74 percent of millennials would rather text—here's how to overcome your fear of the phone

How to ace your phone interview
How to ace your phone interview

For many millennials, talking on the phone is a lost art. Texting and email take precedence over actual conversations. In fact, one survey found that 74 percent of millennial respondents in the U.S. would rather send a text than talk.

But just because you may prefer to make plans with friends using emojis doesn't mean you don't need to know how to answer a call at work or ace a phone interview for a job.

CNBC Make It spoke with etiquette expert Kimberly Pope, founder of The Pope Institute for Polish, Poise and Etiquette, on the proper way to answer a phone and hold a professional conversation. Here are six guidelines to follow to keep your phone conversations friendly, succinct and productive. It's easier than you might think.

Introduce yourself

How you answer the phone is the key to a solid first impression. You want to be friendly and provide context for the caller right away. Pope suggests you say something like, "Hello, this is Kimberly of The Pope Institute," so that "the person on the end knows that they're calling the right person, as well as the right business."

────────────────────────────────────────

_Problem set_:
**a)** Set down the phone etiquette article word for word, in full.
**b)** Replace "column-view-icon" with "columns-icon" in the records, starting at their first line and stopping after the line containing "palette-item-space[interactable]: Space [50, 180, 170, 226]". Give back only those lines with everything else unchanged.

────────────────────────────────────────

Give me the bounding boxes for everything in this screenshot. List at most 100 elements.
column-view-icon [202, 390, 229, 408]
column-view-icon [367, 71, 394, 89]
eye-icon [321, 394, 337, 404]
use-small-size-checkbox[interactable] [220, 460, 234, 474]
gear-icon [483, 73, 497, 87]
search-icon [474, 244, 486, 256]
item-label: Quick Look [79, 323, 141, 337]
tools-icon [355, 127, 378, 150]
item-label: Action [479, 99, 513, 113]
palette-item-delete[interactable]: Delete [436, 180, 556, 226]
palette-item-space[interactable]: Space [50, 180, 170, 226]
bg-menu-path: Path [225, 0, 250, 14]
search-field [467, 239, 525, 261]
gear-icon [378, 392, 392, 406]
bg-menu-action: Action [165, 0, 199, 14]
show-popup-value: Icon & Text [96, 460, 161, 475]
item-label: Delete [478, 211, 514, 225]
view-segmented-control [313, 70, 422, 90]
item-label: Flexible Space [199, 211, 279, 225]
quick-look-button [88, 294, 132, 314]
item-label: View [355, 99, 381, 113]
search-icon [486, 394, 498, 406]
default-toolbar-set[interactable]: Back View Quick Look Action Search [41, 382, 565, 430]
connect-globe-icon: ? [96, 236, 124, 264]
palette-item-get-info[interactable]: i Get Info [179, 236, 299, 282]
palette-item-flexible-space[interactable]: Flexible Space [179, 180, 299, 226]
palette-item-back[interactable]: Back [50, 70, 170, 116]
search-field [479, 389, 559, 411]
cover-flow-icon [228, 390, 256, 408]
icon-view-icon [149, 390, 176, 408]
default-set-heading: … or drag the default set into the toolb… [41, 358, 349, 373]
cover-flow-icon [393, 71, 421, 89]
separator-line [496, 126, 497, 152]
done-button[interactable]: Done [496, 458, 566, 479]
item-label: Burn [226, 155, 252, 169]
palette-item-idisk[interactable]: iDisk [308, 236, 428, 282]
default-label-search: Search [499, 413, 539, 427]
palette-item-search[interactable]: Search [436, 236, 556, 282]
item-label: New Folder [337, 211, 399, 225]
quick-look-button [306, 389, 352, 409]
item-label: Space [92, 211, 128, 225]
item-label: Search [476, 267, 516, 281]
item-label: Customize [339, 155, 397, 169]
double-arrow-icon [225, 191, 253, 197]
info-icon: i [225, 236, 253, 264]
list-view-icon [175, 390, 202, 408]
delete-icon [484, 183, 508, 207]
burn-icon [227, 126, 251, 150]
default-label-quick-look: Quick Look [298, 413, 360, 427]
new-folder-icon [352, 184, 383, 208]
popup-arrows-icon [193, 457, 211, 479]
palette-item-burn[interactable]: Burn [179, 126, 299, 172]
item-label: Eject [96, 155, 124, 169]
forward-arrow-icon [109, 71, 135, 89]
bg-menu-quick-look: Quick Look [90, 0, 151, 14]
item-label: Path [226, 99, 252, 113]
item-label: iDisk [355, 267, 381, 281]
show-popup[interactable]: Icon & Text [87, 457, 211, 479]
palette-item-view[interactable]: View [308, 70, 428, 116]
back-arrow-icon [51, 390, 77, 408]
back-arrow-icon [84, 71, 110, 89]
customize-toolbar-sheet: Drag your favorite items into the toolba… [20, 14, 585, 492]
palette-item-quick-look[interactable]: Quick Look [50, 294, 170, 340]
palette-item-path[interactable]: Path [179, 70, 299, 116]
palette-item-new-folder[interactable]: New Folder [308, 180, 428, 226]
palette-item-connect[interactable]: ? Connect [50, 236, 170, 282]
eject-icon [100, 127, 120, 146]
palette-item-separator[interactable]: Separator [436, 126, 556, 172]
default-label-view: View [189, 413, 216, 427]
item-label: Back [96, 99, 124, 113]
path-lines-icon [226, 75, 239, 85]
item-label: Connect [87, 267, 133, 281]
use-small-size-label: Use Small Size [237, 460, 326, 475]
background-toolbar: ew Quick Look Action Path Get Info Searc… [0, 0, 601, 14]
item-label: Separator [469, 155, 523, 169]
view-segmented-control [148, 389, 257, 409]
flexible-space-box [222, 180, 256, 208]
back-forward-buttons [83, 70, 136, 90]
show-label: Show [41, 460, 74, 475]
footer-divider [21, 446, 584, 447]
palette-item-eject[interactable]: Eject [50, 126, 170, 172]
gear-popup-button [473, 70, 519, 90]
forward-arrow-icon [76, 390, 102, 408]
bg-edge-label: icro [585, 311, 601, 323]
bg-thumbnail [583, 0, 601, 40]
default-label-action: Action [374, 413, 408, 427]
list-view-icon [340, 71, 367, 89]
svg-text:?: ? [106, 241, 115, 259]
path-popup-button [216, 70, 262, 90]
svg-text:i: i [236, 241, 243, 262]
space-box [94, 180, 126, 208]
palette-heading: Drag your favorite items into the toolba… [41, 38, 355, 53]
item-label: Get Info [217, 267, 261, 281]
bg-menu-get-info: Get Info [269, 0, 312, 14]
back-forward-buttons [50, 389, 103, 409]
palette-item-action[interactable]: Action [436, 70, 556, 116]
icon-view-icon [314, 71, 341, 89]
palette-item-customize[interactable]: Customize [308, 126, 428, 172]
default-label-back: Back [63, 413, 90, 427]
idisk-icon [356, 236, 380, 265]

────────────────────────────────────────

_Written responses_:
**a)**
74 percent of millennials would rather text—here's how to overcome your fear of the phone

How to ace your phone interview
How to ace your phone interview

For many millennials, talking on the phone is a lost art. Texting and email take precedence over actual conversations. In fact, one survey found that 74 percent of millennial respondents in the U.S. would rather send a text than talk.

But just because you may prefer to make plans with friends using emojis doesn't mean you don't need to know how to answer a call at work or ace a phone interview for a job.

CNBC Make It spoke with etiquette expert Kimberly Pope, founder of The Pope Institute for Polish, Poise and Etiquette, on the proper way to answer a phone and hold a professional conversation. Here are six guidelines to follow to keep your phone conversations friendly, succinct and productive. It's easier than you might think.

Introduce yourself

How you answer the phone is the key to a solid first impression. You want to be friendly and provide context for the caller right away. Pope suggests you say something like, "Hello, this is Kimberly of The Pope Institute," so that "the person on the end knows that they're calling the right person, as well as the right business."

**b)**
Give me the bounding boxes for everything in this screenshot. List at most 100 elements.
columns-icon [202, 390, 229, 408]
columns-icon [367, 71, 394, 89]
eye-icon [321, 394, 337, 404]
use-small-size-checkbox[interactable] [220, 460, 234, 474]
gear-icon [483, 73, 497, 87]
search-icon [474, 244, 486, 256]
item-label: Quick Look [79, 323, 141, 337]
tools-icon [355, 127, 378, 150]
item-label: Action [479, 99, 513, 113]
palette-item-delete[interactable]: Delete [436, 180, 556, 226]
palette-item-space[interactable]: Space [50, 180, 170, 226]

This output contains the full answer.